## EXERCISE 1
In the blog post about favorite women characters the author has written, translate this sentence into Spanish: "She mostly dresses in black, rides a motorcycle, teaches yoga and runs a coffee shop, has a truly beautiful and chaotically wonderful girlfriend, and is head witch of all of Salem."

TTT: Favorite Women Characters That I’ve Written

And we’re back! Last week, ICYMI, I talked about my favorite men characters that I’ve written, and since I just have too many amazing characters, I figured I’d split them up so we could take a look at twenty of my favorite characters. Do I love my own writing a lot? HECK YES, that’s the whole point. Anyway, I’m really excited for you to someday fall in love with these characters, too, and while this post is both terrifying and wonderful, I’m here, and I’m ready to dish on some badasses.

As before, this is not in order, although the first one is my favorite, and given how they came into my brain, that’s probably pretty indicative of an order.

Henley Abelló

The light of my life, the woman I am never, ever going to want to leave, someone who is probably the closest to my heart–oh, Henley. For a long time, I knew that I was eventually going to write about three best witch friends, and though I wasn’t sure who they would end up being, I knew who they were based on, and Henley is definitely me, which might be very revealing, so that stresses me out a tiny bit. She’s easily my favorite woman character that I’ve ever created, though, and I am so damn excited for the day that you guys get to meet her. Hopefully soon!

Henley Abelló is perhaps the most badass character I’ve ever created. She mostly dresses in black, rides a motorcycle, teaches yoga and runs a coffee shop, has a truly beautiful and chaotically wonderful girlfriend, and is head witch of all of Salem. After running from her home at sixteen–after her sister tried to kill her, not just as a teen angst runaway–she rode the bus north until she stumbled across Salem, which just felt right. There, she found two best friends, a whole city of witches, and a family she’d never expected to have again. And that’s not even to start on her accidentally summoned demonic best friend.

## RECORDS
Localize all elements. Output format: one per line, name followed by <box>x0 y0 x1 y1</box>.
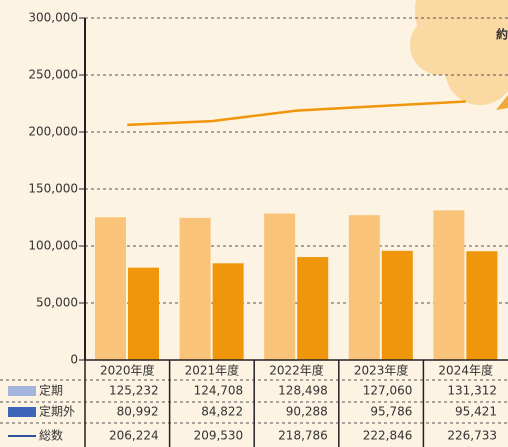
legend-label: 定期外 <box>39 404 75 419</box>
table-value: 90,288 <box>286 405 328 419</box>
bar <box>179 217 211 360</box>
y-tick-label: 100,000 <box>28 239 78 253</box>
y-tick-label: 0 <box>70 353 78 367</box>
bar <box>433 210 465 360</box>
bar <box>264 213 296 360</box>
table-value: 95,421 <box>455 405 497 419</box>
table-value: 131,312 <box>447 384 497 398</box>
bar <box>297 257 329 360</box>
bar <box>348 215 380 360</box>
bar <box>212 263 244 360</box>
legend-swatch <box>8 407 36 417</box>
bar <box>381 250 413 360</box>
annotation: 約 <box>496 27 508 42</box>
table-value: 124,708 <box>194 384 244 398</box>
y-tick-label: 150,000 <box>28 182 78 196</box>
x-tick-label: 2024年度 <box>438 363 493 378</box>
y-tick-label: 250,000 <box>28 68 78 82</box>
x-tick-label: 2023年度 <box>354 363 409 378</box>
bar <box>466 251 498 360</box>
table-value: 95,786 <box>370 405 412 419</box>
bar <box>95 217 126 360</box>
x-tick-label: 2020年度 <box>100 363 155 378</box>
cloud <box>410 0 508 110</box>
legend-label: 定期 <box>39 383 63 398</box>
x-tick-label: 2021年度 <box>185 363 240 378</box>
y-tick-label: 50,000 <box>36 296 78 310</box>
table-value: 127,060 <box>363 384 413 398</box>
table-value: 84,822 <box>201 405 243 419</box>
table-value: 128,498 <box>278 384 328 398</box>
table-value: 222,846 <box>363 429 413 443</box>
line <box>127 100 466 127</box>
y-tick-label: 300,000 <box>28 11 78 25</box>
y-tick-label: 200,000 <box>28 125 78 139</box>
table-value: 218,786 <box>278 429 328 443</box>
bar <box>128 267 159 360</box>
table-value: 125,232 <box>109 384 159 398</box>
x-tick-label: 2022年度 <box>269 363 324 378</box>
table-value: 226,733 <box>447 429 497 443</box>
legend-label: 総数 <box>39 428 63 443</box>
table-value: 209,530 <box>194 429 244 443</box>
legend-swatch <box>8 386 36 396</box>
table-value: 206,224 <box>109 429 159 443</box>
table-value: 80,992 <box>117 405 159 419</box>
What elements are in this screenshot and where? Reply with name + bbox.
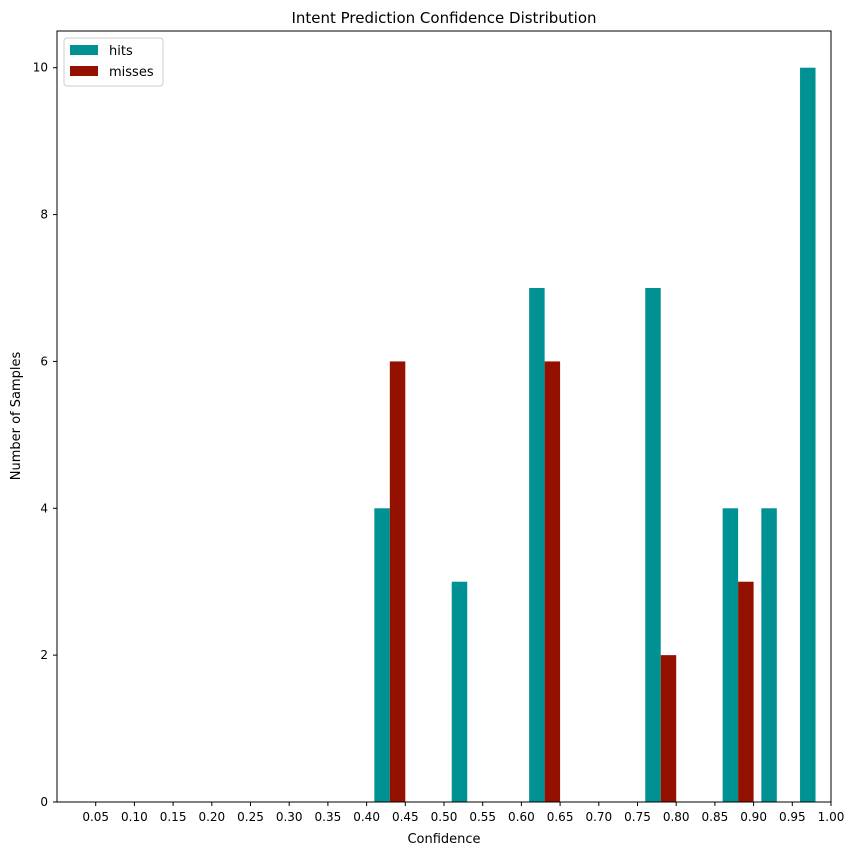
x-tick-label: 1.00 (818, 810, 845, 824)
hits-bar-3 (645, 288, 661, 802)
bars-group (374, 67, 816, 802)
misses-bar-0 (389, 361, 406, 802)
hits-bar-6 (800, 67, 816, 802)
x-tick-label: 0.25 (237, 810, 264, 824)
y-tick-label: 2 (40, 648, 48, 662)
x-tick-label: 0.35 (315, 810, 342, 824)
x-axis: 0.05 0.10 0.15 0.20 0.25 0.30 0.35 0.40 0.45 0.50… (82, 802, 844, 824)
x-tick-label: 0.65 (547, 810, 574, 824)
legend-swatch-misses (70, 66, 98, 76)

## EXERCISE 2
Echo the entries line for line, starting at the line that contains "x-tick-label: 1.00 (818, 810, 845, 824)" and stopping after the last line of the entries.

## TASK RESULT 1
Mayormente se viste de negro, anda en motocicleta, da clases de yoga y lleva una cafetería, tiene una novia verdaderamente hermosa y caóticamente maravillosa, y es la bruja principal de todo Salem.

## TASK RESULT 2
x-tick-label: 1.00 (818, 810, 845, 824)
hits-bar-3 (645, 288, 661, 802)
bars-group (374, 67, 816, 802)
misses-bar-0 (389, 361, 406, 802)
hits-bar-6 (800, 67, 816, 802)
x-tick-label: 0.25 (237, 810, 264, 824)
y-tick-label: 2 (40, 648, 48, 662)
x-tick-label: 0.35 (315, 810, 342, 824)
x-axis: 0.05 0.10 0.15 0.20 0.25 0.30 0.35 0.40 0.45 0.50… (82, 802, 844, 824)
x-tick-label: 0.65 (547, 810, 574, 824)
legend-swatch-misses (70, 66, 98, 76)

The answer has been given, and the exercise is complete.